__CHALLENGE__: Go through the material and write it all out exactly, minus the pictures.

__DATA FOR THIS EXERCISE__:
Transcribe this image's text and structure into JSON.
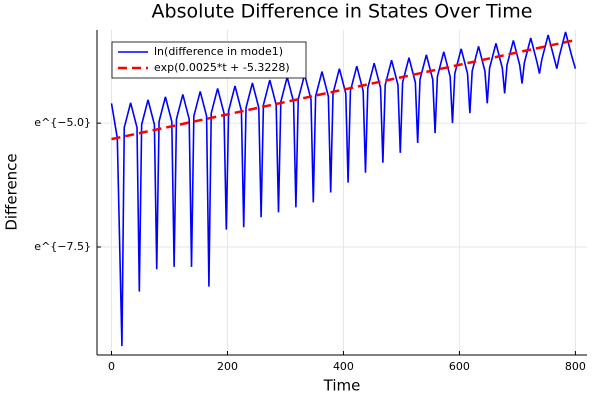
{
  "chart_data": {
    "type": "line",
    "title": "Absolute Difference in States Over Time",
    "x_label": "Time",
    "y_label": "Difference",
    "xlim": [
      -25,
      820
    ],
    "ylim": [
      -9.68,
      -3.12
    ],
    "xticks": [
      0,
      200,
      400,
      600,
      800
    ],
    "yticks": [
      {
        "value": -5.0,
        "label": "e^{−5.0}"
      },
      {
        "value": -7.5,
        "label": "e^{−7.5}"
      }
    ],
    "grid": true,
    "legend": "top-left",
    "series": [
      {
        "name": "ln(difference in mode1)",
        "color": "#0000ff",
        "dash": false,
        "x": [
          0,
          10,
          18,
          22,
          33,
          44,
          48,
          52,
          63,
          74,
          78,
          82,
          93,
          104,
          108,
          112,
          123,
          134,
          138,
          142,
          153,
          164,
          168,
          172,
          183,
          194,
          198,
          202,
          213,
          224,
          228,
          232,
          243,
          254,
          258,
          262,
          273,
          284,
          288,
          292,
          303,
          314,
          318,
          322,
          333,
          344,
          348,
          352,
          363,
          374,
          378,
          382,
          393,
          404,
          408,
          412,
          423,
          434,
          438,
          442,
          453,
          464,
          468,
          472,
          483,
          494,
          498,
          502,
          513,
          524,
          528,
          532,
          543,
          554,
          558,
          562,
          573,
          584,
          588,
          592,
          603,
          614,
          618,
          622,
          633,
          644,
          648,
          652,
          663,
          674,
          678,
          682,
          693,
          704,
          708,
          712,
          723,
          734,
          738,
          742,
          753,
          764,
          768,
          772,
          783,
          794,
          800
        ],
        "values": [
          -4.6,
          -5.3,
          -9.5,
          -5.09,
          -4.59,
          -5.09,
          -8.4,
          -5.03,
          -4.53,
          -5.03,
          -7.95,
          -4.97,
          -4.47,
          -4.97,
          -7.9,
          -4.92,
          -4.42,
          -4.92,
          -7.9,
          -4.86,
          -4.36,
          -4.86,
          -8.3,
          -4.8,
          -4.3,
          -4.8,
          -7.15,
          -4.75,
          -4.25,
          -4.75,
          -7.1,
          -4.69,
          -4.19,
          -4.69,
          -6.9,
          -4.63,
          -4.13,
          -4.63,
          -6.8,
          -4.57,
          -4.07,
          -4.57,
          -6.7,
          -4.52,
          -4.02,
          -4.52,
          -6.6,
          -4.46,
          -3.96,
          -4.46,
          -6.4,
          -4.4,
          -3.9,
          -4.4,
          -6.2,
          -4.35,
          -3.85,
          -4.35,
          -6.0,
          -4.29,
          -3.79,
          -4.29,
          -5.8,
          -4.23,
          -3.73,
          -4.23,
          -5.6,
          -4.18,
          -3.68,
          -4.18,
          -5.4,
          -4.12,
          -3.62,
          -4.12,
          -5.2,
          -4.06,
          -3.56,
          -4.06,
          -5.0,
          -4.0,
          -3.5,
          -4.0,
          -4.8,
          -3.95,
          -3.45,
          -3.95,
          -4.6,
          -3.89,
          -3.39,
          -3.89,
          -4.4,
          -3.83,
          -3.33,
          -3.83,
          -4.2,
          -3.78,
          -3.28,
          -3.78,
          -4.0,
          -3.72,
          -3.22,
          -3.72,
          -3.9,
          -3.66,
          -3.16,
          -3.66,
          -3.9
        ]
      },
      {
        "name": "exp(0.0025*t + -5.3228)",
        "color": "#ff0000",
        "dash": true,
        "x": [
          0,
          800
        ],
        "values": [
          -5.3228,
          -3.3228
        ]
      }
    ]
  }
}
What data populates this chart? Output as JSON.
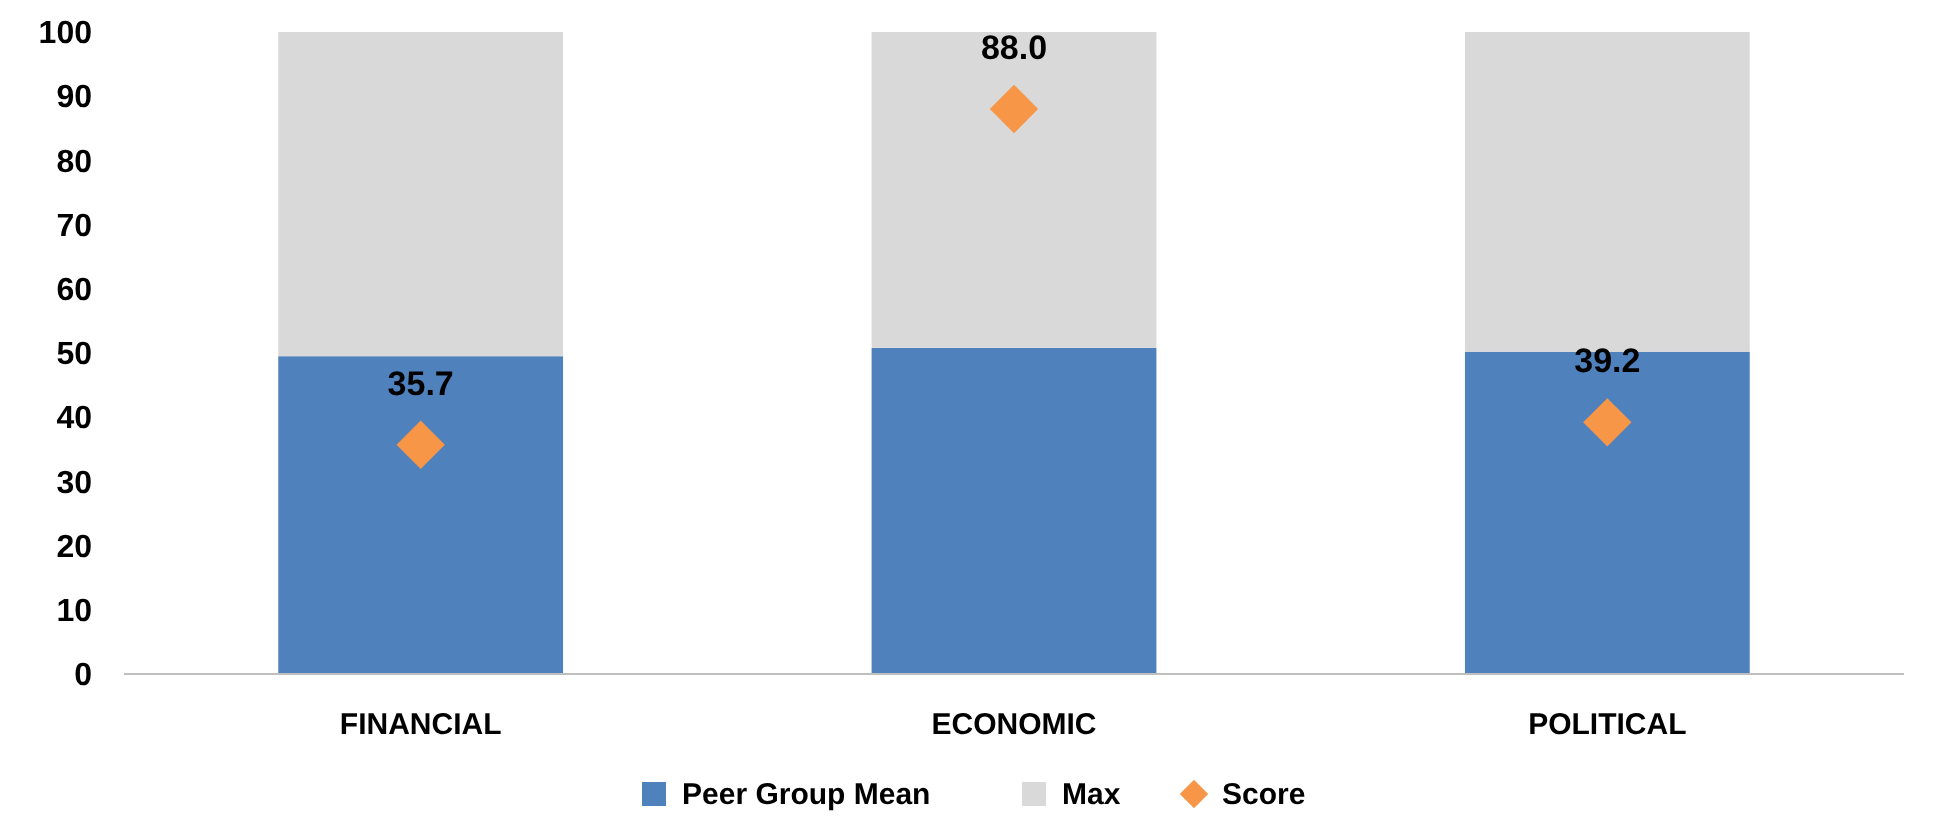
{
  "chart_data": {
    "type": "bar",
    "stacked": true,
    "categories": [
      "FINANCIAL",
      "ECONOMIC",
      "POLITICAL"
    ],
    "ylim": [
      0,
      100
    ],
    "yticks": [
      0,
      10,
      20,
      30,
      40,
      50,
      60,
      70,
      80,
      90,
      100
    ],
    "legend": "bottom",
    "grid": false,
    "series": [
      {
        "name": "Peer Group Mean",
        "color": "#4f81bd",
        "values": [
          49.5,
          50.8,
          50.2
        ]
      },
      {
        "name": "Max",
        "color": "#d9d9d9",
        "values": [
          50.5,
          49.2,
          49.8
        ]
      },
      {
        "name": "Score",
        "type": "scatter",
        "marker": "diamond",
        "color": "#f79646",
        "x": [
          "FINANCIAL",
          "ECONOMIC",
          "POLITICAL"
        ],
        "values": [
          35.7,
          88.0,
          39.2
        ],
        "value_labels": [
          "35.7",
          "88.0",
          "39.2"
        ]
      }
    ]
  }
}
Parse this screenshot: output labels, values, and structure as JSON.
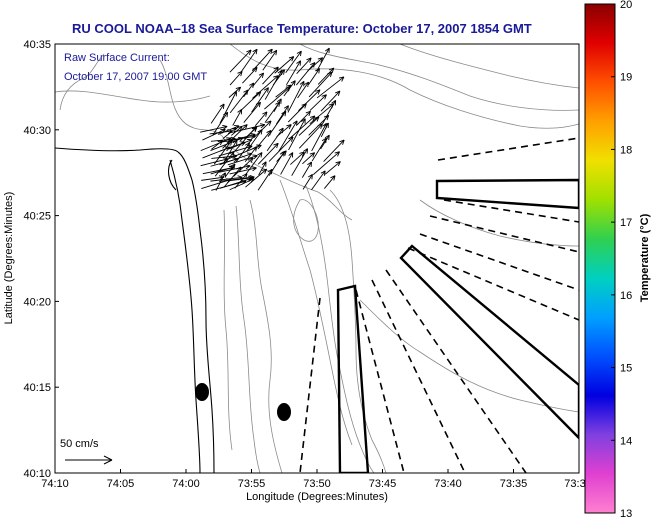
{
  "title": "RU COOL  NOAA–18  Sea Surface Temperature:  October 17, 2007 1854 GMT",
  "annotation": {
    "line1": "Raw Surface Current:",
    "line2": "October 17, 2007 19:00 GMT"
  },
  "axes": {
    "xlabel": "Longitude (Degrees:Minutes)",
    "ylabel": "Latitude (Degrees:Minutes)",
    "xticks": [
      "74:10",
      "74:05",
      "74:00",
      "73:55",
      "73:50",
      "73:45",
      "73:40",
      "73:35",
      "73:3"
    ],
    "yticks": [
      "40:35",
      "40:30",
      "40:25",
      "40:20",
      "40:15",
      "40:10"
    ]
  },
  "scale_label": "50 cm/s",
  "colorbar": {
    "label": "Temperature (°C)",
    "ticks": [
      "20",
      "19",
      "18",
      "17",
      "16",
      "15",
      "14",
      "13"
    ],
    "colors": [
      "#8b0000",
      "#e00000",
      "#ff5000",
      "#ffa000",
      "#f0e000",
      "#a0e000",
      "#30d050",
      "#00d0c0",
      "#00a0ff",
      "#0050ff",
      "#0000e0",
      "#8040e0",
      "#e040d0",
      "#ff80d0"
    ]
  }
}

__RESPONSE BELOW__:
Transcribe this image's text and structure into JSON.
{
  "chart_data": {
    "type": "line",
    "title": "Absolute Difference in States Over Time",
    "x_label": "Time",
    "y_label": "Difference",
    "xlim": [
      -25,
      820
    ],
    "ylim": [
      -9.68,
      -3.12
    ],
    "xticks": [
      0,
      200,
      400,
      600,
      800
    ],
    "yticks": [
      {
        "value": -5.0,
        "label": "e^{−5.0}"
      },
      {
        "value": -7.5,
        "label": "e^{−7.5}"
      }
    ],
    "grid": true,
    "legend": "top-left",
    "series": [
      {
        "name": "ln(difference in mode1)",
        "color": "#0000ff",
        "dash": false,
        "x": [
          0,
          10,
          18,
          22,
          33,
          44,
          48,
          52,
          63,
          74,
          78,
          82,
          93,
          104,
          108,
          112,
          123,
          134,
          138,
          142,
          153,
          164,
          168,
          172,
          183,
          194,
          198,
          202,
          213,
          224,
          228,
          232,
          243,
          254,
          258,
          262,
          273,
          284,
          288,
          292,
          303,
          314,
          318,
          322,
          333,
          344,
          348,
          352,
          363,
          374,
          378,
          382,
          393,
          404,
          408,
          412,
          423,
          434,
          438,
          442,
          453,
          464,
          468,
          472,
          483,
          494,
          498,
          502,
          513,
          524,
          528,
          532,
          543,
          554,
          558,
          562,
          573,
          584,
          588,
          592,
          603,
          614,
          618,
          622,
          633,
          644,
          648,
          652,
          663,
          674,
          678,
          682,
          693,
          704,
          708,
          712,
          723,
          734,
          738,
          742,
          753,
          764,
          768,
          772,
          783,
          794,
          800
        ],
        "values": [
          -4.6,
          -5.3,
          -9.5,
          -5.09,
          -4.59,
          -5.09,
          -8.4,
          -5.03,
          -4.53,
          -5.03,
          -7.95,
          -4.97,
          -4.47,
          -4.97,
          -7.9,
          -4.92,
          -4.42,
          -4.92,
          -7.9,
          -4.86,
          -4.36,
          -4.86,
          -8.3,
          -4.8,
          -4.3,
          -4.8,
          -7.15,
          -4.75,
          -4.25,
          -4.75,
          -7.1,
          -4.69,
          -4.19,
          -4.69,
          -6.9,
          -4.63,
          -4.13,
          -4.63,
          -6.8,
          -4.57,
          -4.07,
          -4.57,
          -6.7,
          -4.52,
          -4.02,
          -4.52,
          -6.6,
          -4.46,
          -3.96,
          -4.46,
          -6.4,
          -4.4,
          -3.9,
          -4.4,
          -6.2,
          -4.35,
          -3.85,
          -4.35,
          -6.0,
          -4.29,
          -3.79,
          -4.29,
          -5.8,
          -4.23,
          -3.73,
          -4.23,
          -5.6,
          -4.18,
          -3.68,
          -4.18,
          -5.4,
          -4.12,
          -3.62,
          -4.12,
          -5.2,
          -4.06,
          -3.56,
          -4.06,
          -5.0,
          -4.0,
          -3.5,
          -4.0,
          -4.8,
          -3.95,
          -3.45,
          -3.95,
          -4.6,
          -3.89,
          -3.39,
          -3.89,
          -4.4,
          -3.83,
          -3.33,
          -3.83,
          -4.2,
          -3.78,
          -3.28,
          -3.78,
          -4.0,
          -3.72,
          -3.22,
          -3.72,
          -3.9,
          -3.66,
          -3.16,
          -3.66,
          -3.9
        ]
      },
      {
        "name": "exp(0.0025*t + -5.3228)",
        "color": "#ff0000",
        "dash": true,
        "x": [
          0,
          800
        ],
        "values": [
          -5.3228,
          -3.3228
        ]
      }
    ]
  }
}
What data populates this chart? Output as JSON.
{
  "chart_data": {
    "type": "bar",
    "stacked": true,
    "categories": [
      "FINANCIAL",
      "ECONOMIC",
      "POLITICAL"
    ],
    "ylim": [
      0,
      100
    ],
    "yticks": [
      0,
      10,
      20,
      30,
      40,
      50,
      60,
      70,
      80,
      90,
      100
    ],
    "legend": "bottom",
    "grid": false,
    "series": [
      {
        "name": "Peer Group Mean",
        "color": "#4f81bd",
        "values": [
          49.5,
          50.8,
          50.2
        ]
      },
      {
        "name": "Max",
        "color": "#d9d9d9",
        "values": [
          50.5,
          49.2,
          49.8
        ]
      },
      {
        "name": "Score",
        "type": "scatter",
        "marker": "diamond",
        "color": "#f79646",
        "x": [
          "FINANCIAL",
          "ECONOMIC",
          "POLITICAL"
        ],
        "values": [
          35.7,
          88.0,
          39.2
        ],
        "value_labels": [
          "35.7",
          "88.0",
          "39.2"
        ]
      }
    ]
  }
}
Parse this screenshot: output labels, values, and structure as JSON.
{
  "title": "RU COOL  NOAA–18  Sea Surface Temperature:  October 17, 2007 1854 GMT",
  "annotation": {
    "line1": "Raw Surface Current:",
    "line2": "October 17, 2007 19:00 GMT"
  },
  "axes": {
    "xlabel": "Longitude (Degrees:Minutes)",
    "ylabel": "Latitude (Degrees:Minutes)",
    "xticks": [
      "74:10",
      "74:05",
      "74:00",
      "73:55",
      "73:50",
      "73:45",
      "73:40",
      "73:35",
      "73:3"
    ],
    "yticks": [
      "40:35",
      "40:30",
      "40:25",
      "40:20",
      "40:15",
      "40:10"
    ]
  },
  "scale_label": "50 cm/s",
  "colorbar": {
    "label": "Temperature (°C)",
    "ticks": [
      "20",
      "19",
      "18",
      "17",
      "16",
      "15",
      "14",
      "13"
    ],
    "colors": [
      "#8b0000",
      "#e00000",
      "#ff5000",
      "#ffa000",
      "#f0e000",
      "#a0e000",
      "#30d050",
      "#00d0c0",
      "#00a0ff",
      "#0050ff",
      "#0000e0",
      "#8040e0",
      "#e040d0",
      "#ff80d0"
    ]
  }
}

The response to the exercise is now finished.